Work item: Where the records hold the string "this", show the whole line it sits on.

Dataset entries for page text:
▼

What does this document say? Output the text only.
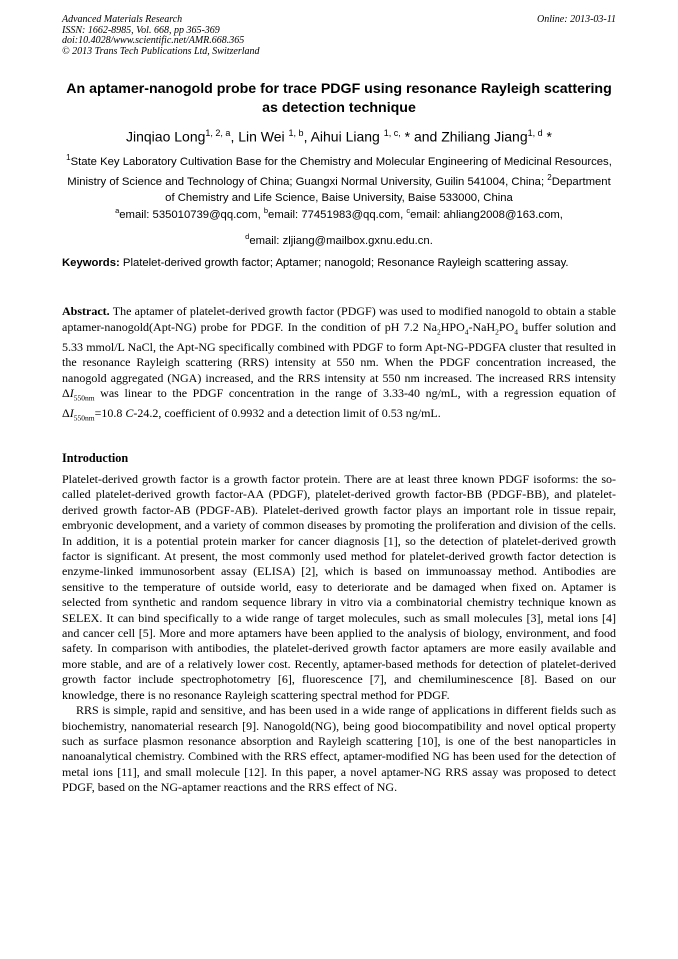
Advanced Materials Research
ISSN: 1662-8985, Vol. 668, pp 365-369
doi:10.4028/www.scientific.net/AMR.668.365
© 2013 Trans Tech Publications Ltd, Switzerland
Online: 2013-03-11
An aptamer-nanogold probe for trace PDGF using resonance Rayleigh scattering as detection technique
Jinqiao Long$^{1, 2, a}$, Lin Wei $^{1, b}$, Aihui Liang $^{1, c,}$ * and Zhiliang Jiang$^{1, d}$ *
$^1$State Key Laboratory Cultivation Base for the Chemistry and Molecular Engineering of Medicinal Resources, Ministry of Science and Technology of China; Guangxi Normal University, Guilin 541004, China; $^2$Department of Chemistry and Life Science, Baise University, Baise 533000, China
$^a$email: 535010739@qq.com, $^b$email: 77451983@qq.com, $^c$email: ahliang2008@163.com,
$^d$email: zljiang@mailbox.gxnu.edu.cn.
Keywords: Platelet-derived growth factor; Aptamer; nanogold; Resonance Rayleigh scattering assay.
Abstract. The aptamer of platelet-derived growth factor (PDGF) was used to modified nanogold to obtain a stable aptamer-nanogold(Apt-NG) probe for PDGF. In the condition of pH 7.2 $Na_2HPO_4-NaH_2PO_4$ buffer solution and 5.33 mmol/L NaCl, the Apt-NG specifically combined with PDGF to form Apt-NG-PDGFA cluster that resulted in the resonance Rayleigh scattering (RRS) intensity at 550 nm. When the PDGF concentration increased, the nanogold aggregated (NGA) increased, and the RRS intensity at 550 nm increased. The increased RRS intensity $\Delta I_{550nm}$ was linear to the PDGF concentration in the range of 3.33-40 ng/mL, with a regression equation of $\Delta I_{550nm}=10.8$ C-24.2, coefficient of 0.9932 and a detection limit of 0.53 ng/mL.
Introduction

Platelet-derived growth factor is a growth factor protein. There are at least three known PDGF isoforms: the so-called platelet-derived growth factor-AA (PDGF), platelet-derived growth factor-BB (PDGF-BB), and platelet-derived growth factor-AB (PDGF-AB). Platelet-derived growth factor plays an important role in tissue repair, embryonic development, and a variety of common diseases by promoting the proliferation and division of the cells. In addition, it is a potential protein marker for cancer diagnosis [1], so the detection of platelet-derived growth factor is significant. At present, the most commonly used method for platelet-derived growth factor detection is enzyme-linked immunosorbent assay (ELISA) [2], which is based on immunoassay method. Antibodies are sensitive to the temperature of outside world, easy to deteriorate and be damaged when fixed on. Aptamer is selected from synthetic and random sequence library in vitro via a combinatorial chemistry technique known as SELEX. It can bind specifically to a wide range of target molecules, such as small molecules [3], metal ions [4] and cancer cell [5]. More and more aptamers have been applied to the analysis of biology, environment, and food safety. In comparison with antibodies, the platelet-derived growth factor aptamers are more easily available and more stable, and are of a relatively lower cost. Recently, aptamer-based methods for detection of platelet-derived growth factor include spectrophotometry [6], fluorescence [7], and chemiluminescence [8]. Based on our knowledge, there is no resonance Rayleigh scattering spectral method for PDGF.

RRS is simple, rapid and sensitive, and has been used in a wide range of applications in different fields such as biochemistry, nanomaterial research [9]. Nanogold(NG), being good biocompatibility and novel optical property such as surface plasmon resonance absorption and Rayleigh scattering [10], is one of the best nanoparticles in nanoanalytical chemistry. Combined with the RRS effect, aptamer-modified NG has been used for the detection of metal ions [11], and small molecule [12]. In this paper, a novel aptamer-NG RRS assay was proposed to detect PDGF, based on the NG-aptamer reactions and the RRS effect of NG.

▲

Task answer:
What does this document say? Output the text only.
RRS is simple, rapid and sensitive, and has been used in a wide range of applications in different fields such as biochemistry, nanomaterial research [9]. Nanogold(NG), being good biocompatibility and novel optical property such as surface plasmon resonance absorption and Rayleigh scattering [10], is one of the best nanoparticles in nanoanalytical chemistry. Combined with the RRS effect, aptamer-modified NG has been used for the detection of metal ions [11], and small molecule [12]. In this paper, a novel aptamer-NG RRS assay was proposed to detect PDGF, based on the NG-aptamer reactions and the RRS effect of NG.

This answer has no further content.